-- Begin Task material --

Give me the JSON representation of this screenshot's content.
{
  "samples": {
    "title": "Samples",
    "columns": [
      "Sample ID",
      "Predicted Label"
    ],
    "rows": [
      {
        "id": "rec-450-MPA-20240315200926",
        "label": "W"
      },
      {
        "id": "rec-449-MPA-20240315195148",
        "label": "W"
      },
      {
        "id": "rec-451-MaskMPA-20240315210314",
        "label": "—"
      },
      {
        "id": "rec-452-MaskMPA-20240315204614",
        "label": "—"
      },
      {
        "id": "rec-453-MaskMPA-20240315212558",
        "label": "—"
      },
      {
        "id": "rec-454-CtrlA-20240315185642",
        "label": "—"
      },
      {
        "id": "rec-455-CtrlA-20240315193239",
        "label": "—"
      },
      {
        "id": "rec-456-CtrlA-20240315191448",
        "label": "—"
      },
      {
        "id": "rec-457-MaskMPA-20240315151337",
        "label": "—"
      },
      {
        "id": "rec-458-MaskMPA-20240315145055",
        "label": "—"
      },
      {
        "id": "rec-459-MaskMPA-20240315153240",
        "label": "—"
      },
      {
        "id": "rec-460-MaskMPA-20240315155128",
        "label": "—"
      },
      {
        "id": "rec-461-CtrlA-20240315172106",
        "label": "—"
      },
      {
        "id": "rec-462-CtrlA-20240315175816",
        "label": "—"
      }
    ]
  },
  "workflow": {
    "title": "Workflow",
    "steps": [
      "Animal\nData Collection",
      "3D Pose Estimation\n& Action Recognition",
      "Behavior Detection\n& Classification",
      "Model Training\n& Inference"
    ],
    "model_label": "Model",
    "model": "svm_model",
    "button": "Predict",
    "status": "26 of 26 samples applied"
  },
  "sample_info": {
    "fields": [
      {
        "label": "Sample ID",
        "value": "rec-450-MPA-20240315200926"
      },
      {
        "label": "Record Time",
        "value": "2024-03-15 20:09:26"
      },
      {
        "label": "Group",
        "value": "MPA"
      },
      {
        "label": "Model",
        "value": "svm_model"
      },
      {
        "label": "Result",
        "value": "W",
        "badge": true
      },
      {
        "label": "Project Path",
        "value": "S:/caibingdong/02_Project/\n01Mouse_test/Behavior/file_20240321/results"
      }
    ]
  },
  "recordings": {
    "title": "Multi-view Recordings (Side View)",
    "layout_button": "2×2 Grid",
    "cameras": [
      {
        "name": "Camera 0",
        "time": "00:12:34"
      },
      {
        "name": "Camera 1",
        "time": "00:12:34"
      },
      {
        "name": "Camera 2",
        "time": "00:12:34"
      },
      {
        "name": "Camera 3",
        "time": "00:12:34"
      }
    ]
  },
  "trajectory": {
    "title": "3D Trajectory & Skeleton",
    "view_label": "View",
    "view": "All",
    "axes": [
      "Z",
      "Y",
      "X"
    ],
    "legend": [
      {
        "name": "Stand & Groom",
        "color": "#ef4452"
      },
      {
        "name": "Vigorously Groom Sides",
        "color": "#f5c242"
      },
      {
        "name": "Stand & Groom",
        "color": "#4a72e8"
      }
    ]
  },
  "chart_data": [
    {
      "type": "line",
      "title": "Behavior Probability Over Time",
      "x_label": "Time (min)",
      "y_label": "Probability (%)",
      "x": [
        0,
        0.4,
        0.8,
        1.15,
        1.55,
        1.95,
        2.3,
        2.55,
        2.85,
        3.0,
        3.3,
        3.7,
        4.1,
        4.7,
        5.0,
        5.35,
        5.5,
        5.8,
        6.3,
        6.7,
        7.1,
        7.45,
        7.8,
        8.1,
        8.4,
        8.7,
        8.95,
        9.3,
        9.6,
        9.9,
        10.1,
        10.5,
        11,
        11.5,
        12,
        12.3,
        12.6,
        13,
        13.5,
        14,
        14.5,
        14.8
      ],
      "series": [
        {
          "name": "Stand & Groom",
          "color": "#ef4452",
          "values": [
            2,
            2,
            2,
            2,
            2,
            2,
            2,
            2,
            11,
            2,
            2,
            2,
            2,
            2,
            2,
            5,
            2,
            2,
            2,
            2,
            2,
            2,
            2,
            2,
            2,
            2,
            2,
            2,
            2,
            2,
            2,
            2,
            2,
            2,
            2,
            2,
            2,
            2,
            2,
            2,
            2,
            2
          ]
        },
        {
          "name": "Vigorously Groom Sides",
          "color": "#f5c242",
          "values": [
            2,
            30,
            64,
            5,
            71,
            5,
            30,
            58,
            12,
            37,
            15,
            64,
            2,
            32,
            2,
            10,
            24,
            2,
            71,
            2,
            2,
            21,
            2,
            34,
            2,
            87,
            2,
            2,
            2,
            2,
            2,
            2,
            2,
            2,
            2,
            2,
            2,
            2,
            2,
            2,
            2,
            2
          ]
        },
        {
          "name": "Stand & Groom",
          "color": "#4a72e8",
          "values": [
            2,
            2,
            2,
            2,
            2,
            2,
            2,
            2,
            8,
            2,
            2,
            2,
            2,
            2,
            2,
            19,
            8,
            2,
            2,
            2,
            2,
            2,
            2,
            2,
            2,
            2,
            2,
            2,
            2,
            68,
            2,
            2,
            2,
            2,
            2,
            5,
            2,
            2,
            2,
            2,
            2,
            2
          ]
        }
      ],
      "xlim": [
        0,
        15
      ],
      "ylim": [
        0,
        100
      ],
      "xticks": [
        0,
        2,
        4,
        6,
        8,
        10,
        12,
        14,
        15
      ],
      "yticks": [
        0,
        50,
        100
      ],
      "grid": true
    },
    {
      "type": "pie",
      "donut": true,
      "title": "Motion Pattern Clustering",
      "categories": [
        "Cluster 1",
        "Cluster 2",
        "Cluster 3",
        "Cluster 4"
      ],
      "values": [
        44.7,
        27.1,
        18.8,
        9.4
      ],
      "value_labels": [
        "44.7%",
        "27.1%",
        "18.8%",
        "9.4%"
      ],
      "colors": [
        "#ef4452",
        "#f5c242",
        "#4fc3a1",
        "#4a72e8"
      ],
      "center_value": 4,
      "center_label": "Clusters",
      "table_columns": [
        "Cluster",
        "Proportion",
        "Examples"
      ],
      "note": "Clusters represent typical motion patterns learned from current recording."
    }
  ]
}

-- End Task material --

» Problem details: Write out the records above again, keeping each one identical to the original.

» Correct result:
Give me the JSON representation of this screenshot's content.
{
  "samples": {
    "title": "Samples",
    "columns": [
      "Sample ID",
      "Predicted Label"
    ],
    "rows": [
      {
        "id": "rec-450-MPA-20240315200926",
        "label": "W"
      },
      {
        "id": "rec-449-MPA-20240315195148",
        "label": "W"
      },
      {
        "id": "rec-451-MaskMPA-20240315210314",
        "label": "—"
      },
      {
        "id": "rec-452-MaskMPA-20240315204614",
        "label": "—"
      },
      {
        "id": "rec-453-MaskMPA-20240315212558",
        "label": "—"
      },
      {
        "id": "rec-454-CtrlA-20240315185642",
        "label": "—"
      },
      {
        "id": "rec-455-CtrlA-20240315193239",
        "label": "—"
      },
      {
        "id": "rec-456-CtrlA-20240315191448",
        "label": "—"
      },
      {
        "id": "rec-457-MaskMPA-20240315151337",
        "label": "—"
      },
      {
        "id": "rec-458-MaskMPA-20240315145055",
        "label": "—"
      },
      {
        "id": "rec-459-MaskMPA-20240315153240",
        "label": "—"
      },
      {
        "id": "rec-460-MaskMPA-20240315155128",
        "label": "—"
      },
      {
        "id": "rec-461-CtrlA-20240315172106",
        "label": "—"
      },
      {
        "id": "rec-462-CtrlA-20240315175816",
        "label": "—"
      }
    ]
  },
  "workflow": {
    "title": "Workflow",
    "steps": [
      "Animal\nData Collection",
      "3D Pose Estimation\n& Action Recognition",
      "Behavior Detection\n& Classification",
      "Model Training\n& Inference"
    ],
    "model_label": "Model",
    "model": "svm_model",
    "button": "Predict",
    "status": "26 of 26 samples applied"
  },
  "sample_info": {
    "fields": [
      {
        "label": "Sample ID",
        "value": "rec-450-MPA-20240315200926"
      },
      {
        "label": "Record Time",
        "value": "2024-03-15 20:09:26"
      },
      {
        "label": "Group",
        "value": "MPA"
      },
      {
        "label": "Model",
        "value": "svm_model"
      },
      {
        "label": "Result",
        "value": "W",
        "badge": true
      },
      {
        "label": "Project Path",
        "value": "S:/caibingdong/02_Project/\n01Mouse_test/Behavior/file_20240321/results"
      }
    ]
  },
  "recordings": {
    "title": "Multi-view Recordings (Side View)",
    "layout_button": "2×2 Grid",
    "cameras": [
      {
        "name": "Camera 0",
        "time": "00:12:34"
      },
      {
        "name": "Camera 1",
        "time": "00:12:34"
      },
      {
        "name": "Camera 2",
        "time": "00:12:34"
      },
      {
        "name": "Camera 3",
        "time": "00:12:34"
      }
    ]
  },
  "trajectory": {
    "title": "3D Trajectory & Skeleton",
    "view_label": "View",
    "view": "All",
    "axes": [
      "Z",
      "Y",
      "X"
    ],
    "legend": [
      {
        "name": "Stand & Groom",
        "color": "#ef4452"
      },
      {
        "name": "Vigorously Groom Sides",
        "color": "#f5c242"
      },
      {
        "name": "Stand & Groom",
        "color": "#4a72e8"
      }
    ]
  },
  "chart_data": [
    {
      "type": "line",
      "title": "Behavior Probability Over Time",
      "x_label": "Time (min)",
      "y_label": "Probability (%)",
      "x": [
        0,
        0.4,
        0.8,
        1.15,
        1.55,
        1.95,
        2.3,
        2.55,
        2.85,
        3.0,
        3.3,
        3.7,
        4.1,
        4.7,
        5.0,
        5.35,
        5.5,
        5.8,
        6.3,
        6.7,
        7.1,
        7.45,
        7.8,
        8.1,
        8.4,
        8.7,
        8.95,
        9.3,
        9.6,
        9.9,
        10.1,
        10.5,
        11,
        11.5,
        12,
        12.3,
        12.6,
        13,
        13.5,
        14,
        14.5,
        14.8
      ],
      "series": [
        {
          "name": "Stand & Groom",
          "color": "#ef4452",
          "values": [
            2,
            2,
            2,
            2,
            2,
            2,
            2,
            2,
            11,
            2,
            2,
            2,
            2,
            2,
            2,
            5,
            2,
            2,
            2,
            2,
            2,
            2,
            2,
            2,
            2,
            2,
            2,
            2,
            2,
            2,
            2,
            2,
            2,
            2,
            2,
            2,
            2,
            2,
            2,
            2,
            2,
            2
          ]
        },
        {
          "name": "Vigorously Groom Sides",
          "color": "#f5c242",
          "values": [
            2,
            30,
            64,
            5,
            71,
            5,
            30,
            58,
            12,
            37,
            15,
            64,
            2,
            32,
            2,
            10,
            24,
            2,
            71,
            2,
            2,
            21,
            2,
            34,
            2,
            87,
            2,
            2,
            2,
            2,
            2,
            2,
            2,
            2,
            2,
            2,
            2,
            2,
            2,
            2,
            2,
            2
          ]
        },
        {
          "name": "Stand & Groom",
          "color": "#4a72e8",
          "values": [
            2,
            2,
            2,
            2,
            2,
            2,
            2,
            2,
            8,
            2,
            2,
            2,
            2,
            2,
            2,
            19,
            8,
            2,
            2,
            2,
            2,
            2,
            2,
            2,
            2,
            2,
            2,
            2,
            2,
            68,
            2,
            2,
            2,
            2,
            2,
            5,
            2,
            2,
            2,
            2,
            2,
            2
          ]
        }
      ],
      "xlim": [
        0,
        15
      ],
      "ylim": [
        0,
        100
      ],
      "xticks": [
        0,
        2,
        4,
        6,
        8,
        10,
        12,
        14,
        15
      ],
      "yticks": [
        0,
        50,
        100
      ],
      "grid": true
    },
    {
      "type": "pie",
      "donut": true,
      "title": "Motion Pattern Clustering",
      "categories": [
        "Cluster 1",
        "Cluster 2",
        "Cluster 3",
        "Cluster 4"
      ],
      "values": [
        44.7,
        27.1,
        18.8,
        9.4
      ],
      "value_labels": [
        "44.7%",
        "27.1%",
        "18.8%",
        "9.4%"
      ],
      "colors": [
        "#ef4452",
        "#f5c242",
        "#4fc3a1",
        "#4a72e8"
      ],
      "center_value": 4,
      "center_label": "Clusters",
      "table_columns": [
        "Cluster",
        "Proportion",
        "Examples"
      ],
      "note": "Clusters represent typical motion patterns learned from current recording."
    }
  ]
}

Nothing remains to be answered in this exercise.